## Material for this exercise
################
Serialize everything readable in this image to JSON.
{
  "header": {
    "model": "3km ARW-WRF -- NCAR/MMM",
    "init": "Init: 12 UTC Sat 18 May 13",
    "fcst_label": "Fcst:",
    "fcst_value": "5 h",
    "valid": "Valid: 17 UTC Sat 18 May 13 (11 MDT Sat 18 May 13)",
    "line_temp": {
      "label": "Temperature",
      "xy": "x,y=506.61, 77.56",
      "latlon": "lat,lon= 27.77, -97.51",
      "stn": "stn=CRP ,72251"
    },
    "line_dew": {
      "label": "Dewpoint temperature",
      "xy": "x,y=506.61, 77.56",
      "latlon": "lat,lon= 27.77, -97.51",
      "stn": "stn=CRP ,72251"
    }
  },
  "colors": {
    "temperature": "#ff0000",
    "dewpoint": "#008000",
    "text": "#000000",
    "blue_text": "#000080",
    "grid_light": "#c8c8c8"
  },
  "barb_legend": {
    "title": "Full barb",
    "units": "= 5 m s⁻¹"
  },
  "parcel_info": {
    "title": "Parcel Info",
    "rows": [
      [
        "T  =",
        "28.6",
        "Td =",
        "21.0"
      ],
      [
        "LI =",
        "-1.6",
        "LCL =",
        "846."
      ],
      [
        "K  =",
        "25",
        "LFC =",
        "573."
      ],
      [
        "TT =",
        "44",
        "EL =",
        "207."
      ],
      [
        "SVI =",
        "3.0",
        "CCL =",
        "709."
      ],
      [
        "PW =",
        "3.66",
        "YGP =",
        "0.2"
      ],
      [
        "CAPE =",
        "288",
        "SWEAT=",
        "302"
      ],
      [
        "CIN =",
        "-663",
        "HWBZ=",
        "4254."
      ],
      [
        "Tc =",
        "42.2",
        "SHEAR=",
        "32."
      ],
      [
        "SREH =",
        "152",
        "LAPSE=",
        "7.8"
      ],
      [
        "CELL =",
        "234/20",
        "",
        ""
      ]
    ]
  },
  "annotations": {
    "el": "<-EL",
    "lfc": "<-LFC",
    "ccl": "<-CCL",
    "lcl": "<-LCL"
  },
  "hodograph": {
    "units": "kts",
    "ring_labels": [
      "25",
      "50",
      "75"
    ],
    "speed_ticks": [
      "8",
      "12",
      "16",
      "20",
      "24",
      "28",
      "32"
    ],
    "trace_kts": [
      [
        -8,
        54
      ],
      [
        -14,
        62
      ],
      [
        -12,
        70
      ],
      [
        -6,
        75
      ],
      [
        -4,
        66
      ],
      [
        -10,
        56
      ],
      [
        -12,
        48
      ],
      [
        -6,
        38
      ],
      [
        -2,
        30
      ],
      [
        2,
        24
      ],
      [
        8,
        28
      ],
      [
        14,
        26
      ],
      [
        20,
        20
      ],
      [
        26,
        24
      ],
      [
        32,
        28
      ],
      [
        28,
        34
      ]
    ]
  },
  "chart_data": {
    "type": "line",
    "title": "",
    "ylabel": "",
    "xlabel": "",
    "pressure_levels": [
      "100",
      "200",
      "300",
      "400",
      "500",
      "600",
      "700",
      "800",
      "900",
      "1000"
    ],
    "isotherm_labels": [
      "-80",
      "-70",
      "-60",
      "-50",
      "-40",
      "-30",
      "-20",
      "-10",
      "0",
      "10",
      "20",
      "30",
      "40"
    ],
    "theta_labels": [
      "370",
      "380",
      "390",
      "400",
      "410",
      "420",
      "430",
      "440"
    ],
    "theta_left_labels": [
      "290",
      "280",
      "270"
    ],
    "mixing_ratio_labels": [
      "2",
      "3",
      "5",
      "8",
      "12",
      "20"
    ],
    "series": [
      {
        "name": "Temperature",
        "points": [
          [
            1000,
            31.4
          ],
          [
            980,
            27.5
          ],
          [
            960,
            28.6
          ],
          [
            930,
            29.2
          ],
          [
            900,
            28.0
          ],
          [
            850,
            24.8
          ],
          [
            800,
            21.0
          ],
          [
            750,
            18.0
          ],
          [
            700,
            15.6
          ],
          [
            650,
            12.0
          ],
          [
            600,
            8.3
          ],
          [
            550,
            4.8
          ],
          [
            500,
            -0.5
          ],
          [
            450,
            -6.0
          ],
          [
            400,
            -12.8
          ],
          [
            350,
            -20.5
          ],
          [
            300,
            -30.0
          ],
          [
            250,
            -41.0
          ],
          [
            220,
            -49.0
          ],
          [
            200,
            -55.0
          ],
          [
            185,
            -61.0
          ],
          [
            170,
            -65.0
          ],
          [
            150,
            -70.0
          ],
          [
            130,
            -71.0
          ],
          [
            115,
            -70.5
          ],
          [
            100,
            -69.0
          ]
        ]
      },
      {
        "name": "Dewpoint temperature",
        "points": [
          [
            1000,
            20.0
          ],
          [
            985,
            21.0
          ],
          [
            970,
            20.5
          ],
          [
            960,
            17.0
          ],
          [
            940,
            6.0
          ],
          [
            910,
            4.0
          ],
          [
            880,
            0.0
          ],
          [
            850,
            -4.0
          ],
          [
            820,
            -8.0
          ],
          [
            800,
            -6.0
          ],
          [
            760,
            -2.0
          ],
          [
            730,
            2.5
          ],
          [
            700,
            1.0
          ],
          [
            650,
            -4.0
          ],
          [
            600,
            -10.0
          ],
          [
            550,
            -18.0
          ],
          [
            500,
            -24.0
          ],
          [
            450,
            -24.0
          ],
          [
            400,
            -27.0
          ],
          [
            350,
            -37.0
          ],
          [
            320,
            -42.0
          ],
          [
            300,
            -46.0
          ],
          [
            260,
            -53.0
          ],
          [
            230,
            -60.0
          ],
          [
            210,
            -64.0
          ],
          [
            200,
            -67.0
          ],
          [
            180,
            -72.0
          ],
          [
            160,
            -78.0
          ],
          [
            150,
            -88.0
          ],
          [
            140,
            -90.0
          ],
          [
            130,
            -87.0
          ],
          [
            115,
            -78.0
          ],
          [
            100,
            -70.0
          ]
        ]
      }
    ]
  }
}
################
## Your goal
Above are some records. Print them all exactly.

## Task answer
Serialize everything readable in this image to JSON.
{
  "header": {
    "model": "3km ARW-WRF -- NCAR/MMM",
    "init": "Init: 12 UTC Sat 18 May 13",
    "fcst_label": "Fcst:",
    "fcst_value": "5 h",
    "valid": "Valid: 17 UTC Sat 18 May 13 (11 MDT Sat 18 May 13)",
    "line_temp": {
      "label": "Temperature",
      "xy": "x,y=506.61, 77.56",
      "latlon": "lat,lon= 27.77, -97.51",
      "stn": "stn=CRP ,72251"
    },
    "line_dew": {
      "label": "Dewpoint temperature",
      "xy": "x,y=506.61, 77.56",
      "latlon": "lat,lon= 27.77, -97.51",
      "stn": "stn=CRP ,72251"
    }
  },
  "colors": {
    "temperature": "#ff0000",
    "dewpoint": "#008000",
    "text": "#000000",
    "blue_text": "#000080",
    "grid_light": "#c8c8c8"
  },
  "barb_legend": {
    "title": "Full barb",
    "units": "= 5 m s⁻¹"
  },
  "parcel_info": {
    "title": "Parcel Info",
    "rows": [
      [
        "T  =",
        "28.6",
        "Td =",
        "21.0"
      ],
      [
        "LI =",
        "-1.6",
        "LCL =",
        "846."
      ],
      [
        "K  =",
        "25",
        "LFC =",
        "573."
      ],
      [
        "TT =",
        "44",
        "EL =",
        "207."
      ],
      [
        "SVI =",
        "3.0",
        "CCL =",
        "709."
      ],
      [
        "PW =",
        "3.66",
        "YGP =",
        "0.2"
      ],
      [
        "CAPE =",
        "288",
        "SWEAT=",
        "302"
      ],
      [
        "CIN =",
        "-663",
        "HWBZ=",
        "4254."
      ],
      [
        "Tc =",
        "42.2",
        "SHEAR=",
        "32."
      ],
      [
        "SREH =",
        "152",
        "LAPSE=",
        "7.8"
      ],
      [
        "CELL =",
        "234/20",
        "",
        ""
      ]
    ]
  },
  "annotations": {
    "el": "<-EL",
    "lfc": "<-LFC",
    "ccl": "<-CCL",
    "lcl": "<-LCL"
  },
  "hodograph": {
    "units": "kts",
    "ring_labels": [
      "25",
      "50",
      "75"
    ],
    "speed_ticks": [
      "8",
      "12",
      "16",
      "20",
      "24",
      "28",
      "32"
    ],
    "trace_kts": [
      [
        -8,
        54
      ],
      [
        -14,
        62
      ],
      [
        -12,
        70
      ],
      [
        -6,
        75
      ],
      [
        -4,
        66
      ],
      [
        -10,
        56
      ],
      [
        -12,
        48
      ],
      [
        -6,
        38
      ],
      [
        -2,
        30
      ],
      [
        2,
        24
      ],
      [
        8,
        28
      ],
      [
        14,
        26
      ],
      [
        20,
        20
      ],
      [
        26,
        24
      ],
      [
        32,
        28
      ],
      [
        28,
        34
      ]
    ]
  },
  "chart_data": {
    "type": "line",
    "title": "",
    "ylabel": "",
    "xlabel": "",
    "pressure_levels": [
      "100",
      "200",
      "300",
      "400",
      "500",
      "600",
      "700",
      "800",
      "900",
      "1000"
    ],
    "isotherm_labels": [
      "-80",
      "-70",
      "-60",
      "-50",
      "-40",
      "-30",
      "-20",
      "-10",
      "0",
      "10",
      "20",
      "30",
      "40"
    ],
    "theta_labels": [
      "370",
      "380",
      "390",
      "400",
      "410",
      "420",
      "430",
      "440"
    ],
    "theta_left_labels": [
      "290",
      "280",
      "270"
    ],
    "mixing_ratio_labels": [
      "2",
      "3",
      "5",
      "8",
      "12",
      "20"
    ],
    "series": [
      {
        "name": "Temperature",
        "points": [
          [
            1000,
            31.4
          ],
          [
            980,
            27.5
          ],
          [
            960,
            28.6
          ],
          [
            930,
            29.2
          ],
          [
            900,
            28.0
          ],
          [
            850,
            24.8
          ],
          [
            800,
            21.0
          ],
          [
            750,
            18.0
          ],
          [
            700,
            15.6
          ],
          [
            650,
            12.0
          ],
          [
            600,
            8.3
          ],
          [
            550,
            4.8
          ],
          [
            500,
            -0.5
          ],
          [
            450,
            -6.0
          ],
          [
            400,
            -12.8
          ],
          [
            350,
            -20.5
          ],
          [
            300,
            -30.0
          ],
          [
            250,
            -41.0
          ],
          [
            220,
            -49.0
          ],
          [
            200,
            -55.0
          ],
          [
            185,
            -61.0
          ],
          [
            170,
            -65.0
          ],
          [
            150,
            -70.0
          ],
          [
            130,
            -71.0
          ],
          [
            115,
            -70.5
          ],
          [
            100,
            -69.0
          ]
        ]
      },
      {
        "name": "Dewpoint temperature",
        "points": [
          [
            1000,
            20.0
          ],
          [
            985,
            21.0
          ],
          [
            970,
            20.5
          ],
          [
            960,
            17.0
          ],
          [
            940,
            6.0
          ],
          [
            910,
            4.0
          ],
          [
            880,
            0.0
          ],
          [
            850,
            -4.0
          ],
          [
            820,
            -8.0
          ],
          [
            800,
            -6.0
          ],
          [
            760,
            -2.0
          ],
          [
            730,
            2.5
          ],
          [
            700,
            1.0
          ],
          [
            650,
            -4.0
          ],
          [
            600,
            -10.0
          ],
          [
            550,
            -18.0
          ],
          [
            500,
            -24.0
          ],
          [
            450,
            -24.0
          ],
          [
            400,
            -27.0
          ],
          [
            350,
            -37.0
          ],
          [
            320,
            -42.0
          ],
          [
            300,
            -46.0
          ],
          [
            260,
            -53.0
          ],
          [
            230,
            -60.0
          ],
          [
            210,
            -64.0
          ],
          [
            200,
            -67.0
          ],
          [
            180,
            -72.0
          ],
          [
            160,
            -78.0
          ],
          [
            150,
            -88.0
          ],
          [
            140,
            -90.0
          ],
          [
            130,
            -87.0
          ],
          [
            115,
            -78.0
          ],
          [
            100,
            -70.0
          ]
        ]
      }
    ]
  }
}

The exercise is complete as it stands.